TASK TO CARRY OUT: Report, as a bare number, how many lines of the material below contain the word "Iterations".

RECORDS SUPPLIED:
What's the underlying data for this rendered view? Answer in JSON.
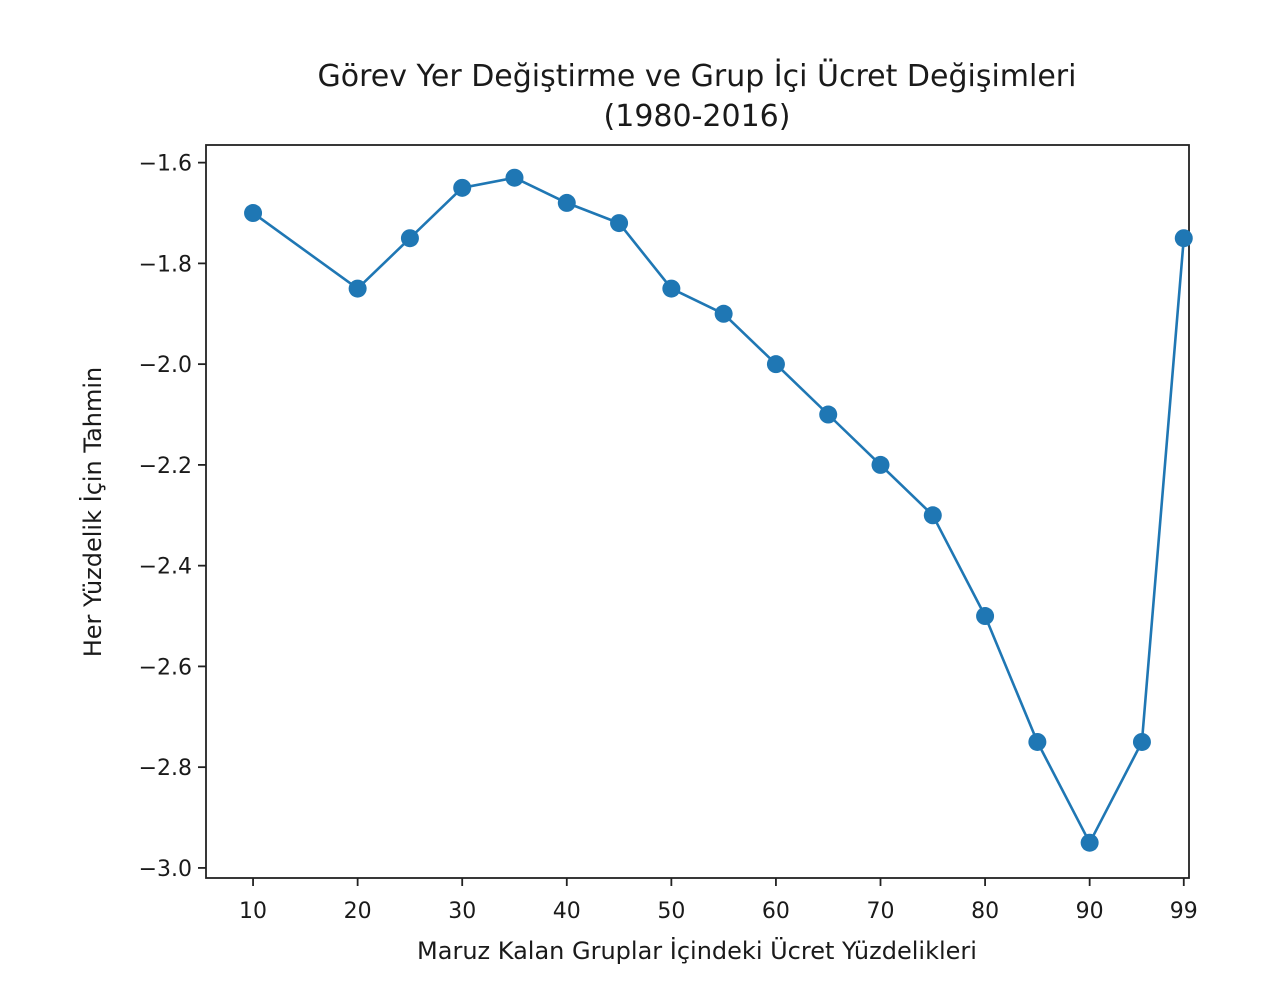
{
  "chart_data": {
    "type": "line",
    "title": "Görev Yer Değiştirme ve Grup İçi Ücret Değişimleri",
    "subtitle": "(1980-2016)",
    "xlabel": "Maruz Kalan Gruplar İçindeki Ücret Yüzdelikleri",
    "ylabel": "Her Yüzdelik İçin Tahmin",
    "xlim": [
      5.5,
      99.5
    ],
    "ylim": [
      -3.02,
      -1.565
    ],
    "x_ticks": [
      10,
      20,
      30,
      40,
      50,
      60,
      70,
      80,
      90,
      99
    ],
    "y_ticks": [
      -1.6,
      -1.8,
      -2.0,
      -2.2,
      -2.4,
      -2.6,
      -2.8,
      -3.0
    ],
    "y_tick_labels": [
      "−1.6",
      "−1.8",
      "−2.0",
      "−2.2",
      "−2.4",
      "−2.6",
      "−2.8",
      "−3.0"
    ],
    "grid": false,
    "series": [
      {
        "color": "#1f77b4",
        "marker": "circle",
        "points": [
          {
            "x": 10,
            "y": -1.7
          },
          {
            "x": 20,
            "y": -1.85
          },
          {
            "x": 25,
            "y": -1.75
          },
          {
            "x": 30,
            "y": -1.65
          },
          {
            "x": 35,
            "y": -1.63
          },
          {
            "x": 40,
            "y": -1.68
          },
          {
            "x": 45,
            "y": -1.72
          },
          {
            "x": 50,
            "y": -1.85
          },
          {
            "x": 55,
            "y": -1.9
          },
          {
            "x": 60,
            "y": -2.0
          },
          {
            "x": 65,
            "y": -2.1
          },
          {
            "x": 70,
            "y": -2.2
          },
          {
            "x": 75,
            "y": -2.3
          },
          {
            "x": 80,
            "y": -2.5
          },
          {
            "x": 85,
            "y": -2.75
          },
          {
            "x": 90,
            "y": -2.95
          },
          {
            "x": 95,
            "y": -2.75
          },
          {
            "x": 99,
            "y": -1.75
          }
        ]
      }
    ]
  }
}
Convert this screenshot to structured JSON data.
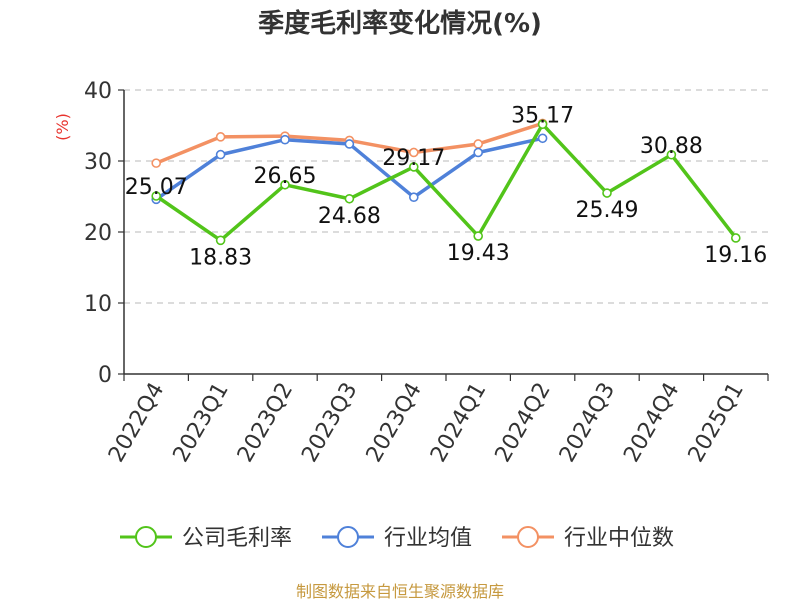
{
  "chart_data": {
    "type": "line",
    "title": "季度毛利率变化情况(%)",
    "ylabel": "(%)",
    "categories": [
      "2022Q4",
      "2023Q1",
      "2023Q2",
      "2023Q3",
      "2023Q4",
      "2024Q1",
      "2024Q2",
      "2024Q3",
      "2024Q4",
      "2025Q1"
    ],
    "ylim": [
      0,
      40
    ],
    "yticks": [
      0,
      10,
      20,
      30,
      40
    ],
    "grid": true,
    "legend_position": "bottom",
    "series": [
      {
        "name": "公司毛利率",
        "color": "#52c41a",
        "values": [
          25.07,
          18.83,
          26.65,
          24.68,
          29.17,
          19.43,
          35.17,
          25.49,
          30.88,
          19.16
        ],
        "labels": true
      },
      {
        "name": "行业均值",
        "color": "#4f81d9",
        "values": [
          24.6,
          30.9,
          33.0,
          32.4,
          24.9,
          31.2,
          33.2,
          null,
          null,
          null
        ],
        "labels": false
      },
      {
        "name": "行业中位数",
        "color": "#f39163",
        "values": [
          29.7,
          33.4,
          33.5,
          32.9,
          31.2,
          32.4,
          35.3,
          null,
          null,
          null
        ],
        "labels": false
      }
    ]
  },
  "footer": {
    "source": "制图数据来自恒生聚源数据库"
  }
}
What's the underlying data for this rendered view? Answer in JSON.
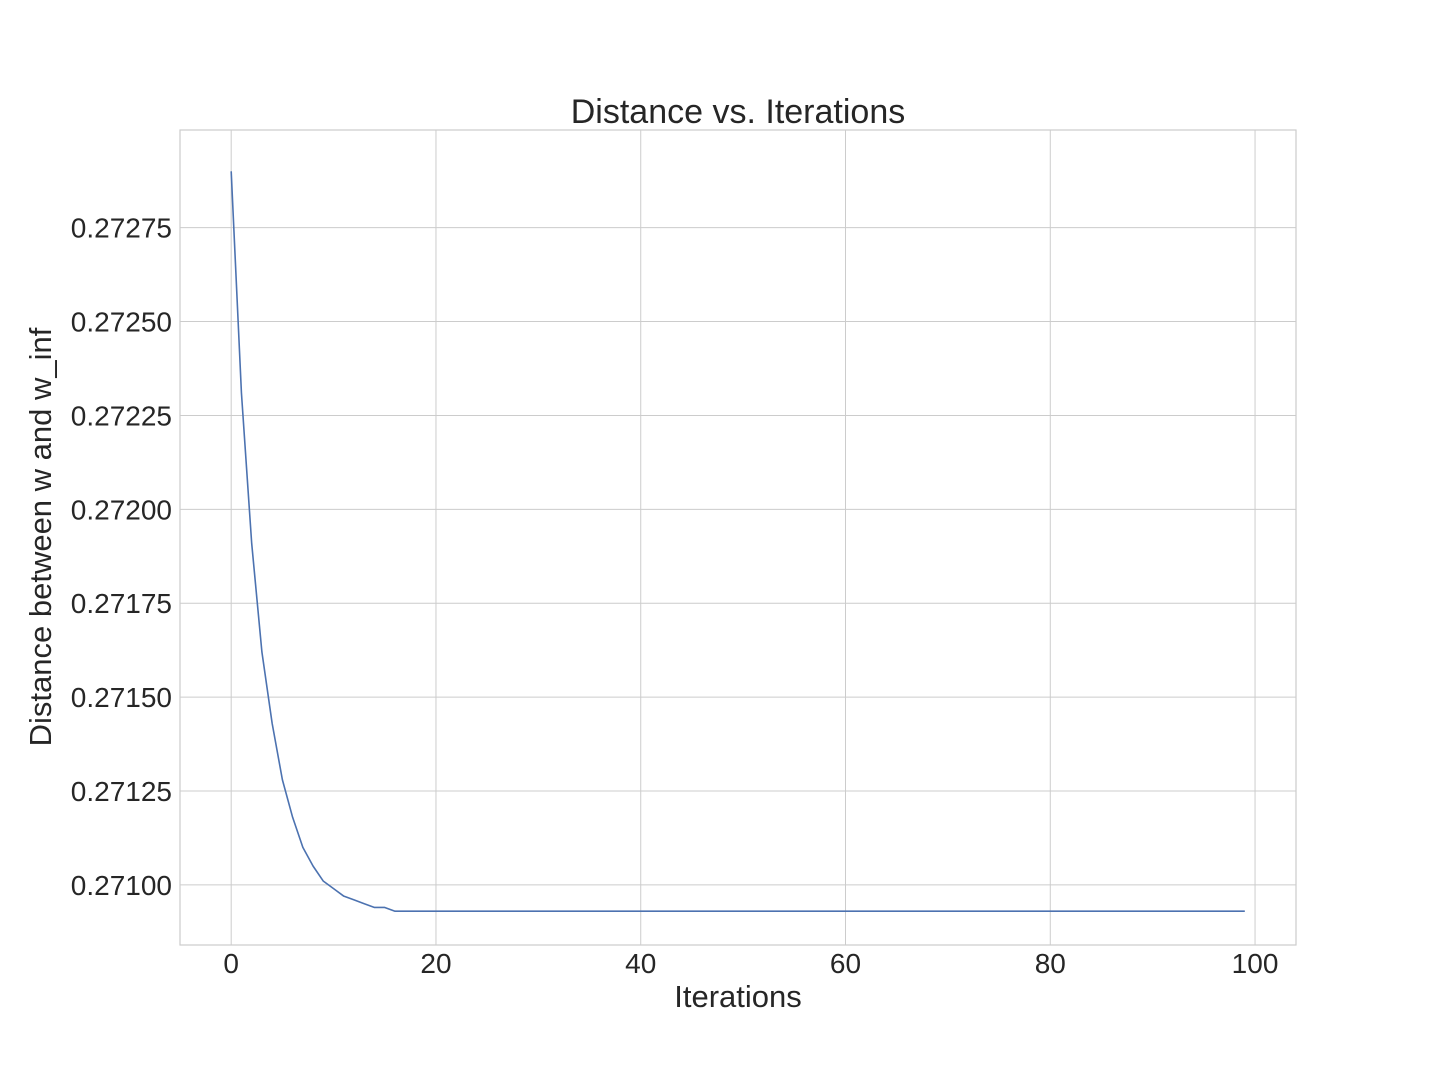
{
  "chart_data": {
    "type": "line",
    "title": "Distance vs. Iterations",
    "xlabel": "Iterations",
    "ylabel": "Distance between w and w_inf",
    "xlim": [
      -5,
      104
    ],
    "ylim": [
      0.27084,
      0.27301
    ],
    "xticks": [
      0,
      20,
      40,
      60,
      80,
      100
    ],
    "yticks": [
      0.271,
      0.27125,
      0.2715,
      0.27175,
      0.272,
      0.27225,
      0.2725,
      0.27275
    ],
    "ytick_labels": [
      "0.27100",
      "0.27125",
      "0.27150",
      "0.27175",
      "0.27200",
      "0.27225",
      "0.27250",
      "0.27275"
    ],
    "xtick_labels": [
      "0",
      "20",
      "40",
      "60",
      "80",
      "100"
    ],
    "grid": true,
    "legend": "none",
    "series": [
      {
        "color": "#4c72b0",
        "x": [
          0,
          1,
          2,
          3,
          4,
          5,
          6,
          7,
          8,
          9,
          10,
          11,
          12,
          13,
          14,
          15,
          16,
          17,
          18,
          19,
          20,
          21,
          22,
          23,
          24,
          25,
          26,
          27,
          28,
          29,
          30,
          31,
          32,
          33,
          34,
          35,
          36,
          37,
          38,
          39,
          40,
          41,
          42,
          43,
          44,
          45,
          46,
          47,
          48,
          49,
          50,
          51,
          52,
          53,
          54,
          55,
          56,
          57,
          58,
          59,
          60,
          61,
          62,
          63,
          64,
          65,
          66,
          67,
          68,
          69,
          70,
          71,
          72,
          73,
          74,
          75,
          76,
          77,
          78,
          79,
          80,
          81,
          82,
          83,
          84,
          85,
          86,
          87,
          88,
          89,
          90,
          91,
          92,
          93,
          94,
          95,
          96,
          97,
          98,
          99
        ],
        "y": [
          0.2729,
          0.27231,
          0.27191,
          0.27162,
          0.27143,
          0.27128,
          0.27118,
          0.2711,
          0.27105,
          0.27101,
          0.27099,
          0.27097,
          0.27096,
          0.27095,
          0.27094,
          0.27094,
          0.27093,
          0.27093,
          0.27093,
          0.27093,
          0.27093,
          0.27093,
          0.27093,
          0.27093,
          0.27093,
          0.27093,
          0.27093,
          0.27093,
          0.27093,
          0.27093,
          0.27093,
          0.27093,
          0.27093,
          0.27093,
          0.27093,
          0.27093,
          0.27093,
          0.27093,
          0.27093,
          0.27093,
          0.27093,
          0.27093,
          0.27093,
          0.27093,
          0.27093,
          0.27093,
          0.27093,
          0.27093,
          0.27093,
          0.27093,
          0.27093,
          0.27093,
          0.27093,
          0.27093,
          0.27093,
          0.27093,
          0.27093,
          0.27093,
          0.27093,
          0.27093,
          0.27093,
          0.27093,
          0.27093,
          0.27093,
          0.27093,
          0.27093,
          0.27093,
          0.27093,
          0.27093,
          0.27093,
          0.27093,
          0.27093,
          0.27093,
          0.27093,
          0.27093,
          0.27093,
          0.27093,
          0.27093,
          0.27093,
          0.27093,
          0.27093,
          0.27093,
          0.27093,
          0.27093,
          0.27093,
          0.27093,
          0.27093,
          0.27093,
          0.27093,
          0.27093,
          0.27093,
          0.27093,
          0.27093,
          0.27093,
          0.27093,
          0.27093,
          0.27093,
          0.27093,
          0.27093,
          0.27093
        ]
      }
    ]
  }
}
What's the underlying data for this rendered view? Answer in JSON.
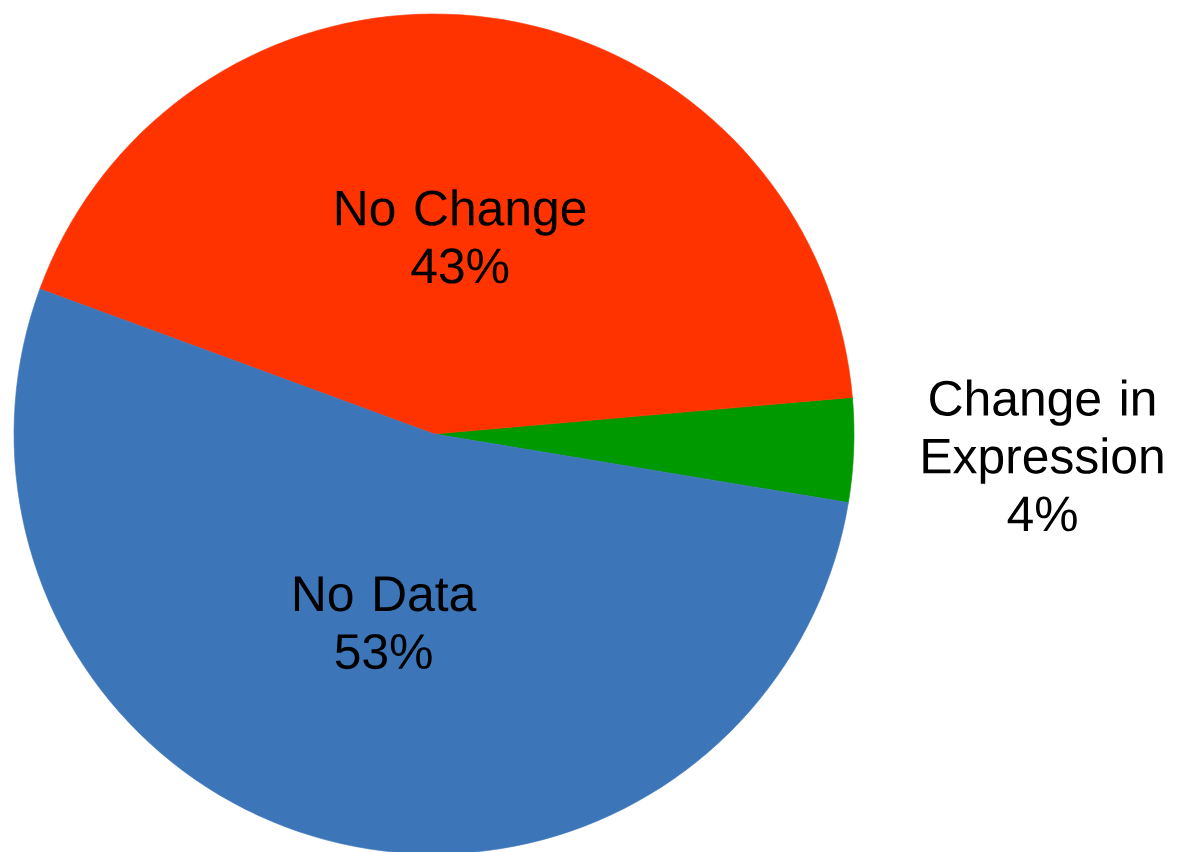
{
  "chart_data": {
    "type": "pie",
    "categories": [
      "Change in Expression",
      "No Change",
      "No Data"
    ],
    "values": [
      4,
      43,
      53
    ],
    "value_labels": [
      "4%",
      "43%",
      "53%"
    ],
    "colors": [
      "#009900",
      "#ff3300",
      "#3d76b8"
    ]
  }
}
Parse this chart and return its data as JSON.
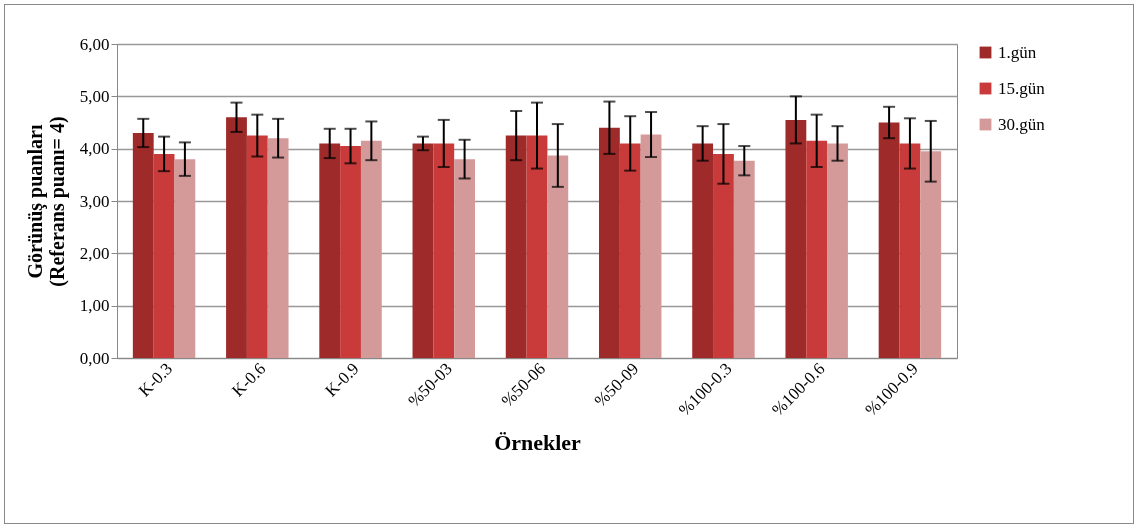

RESULT BELOW: 2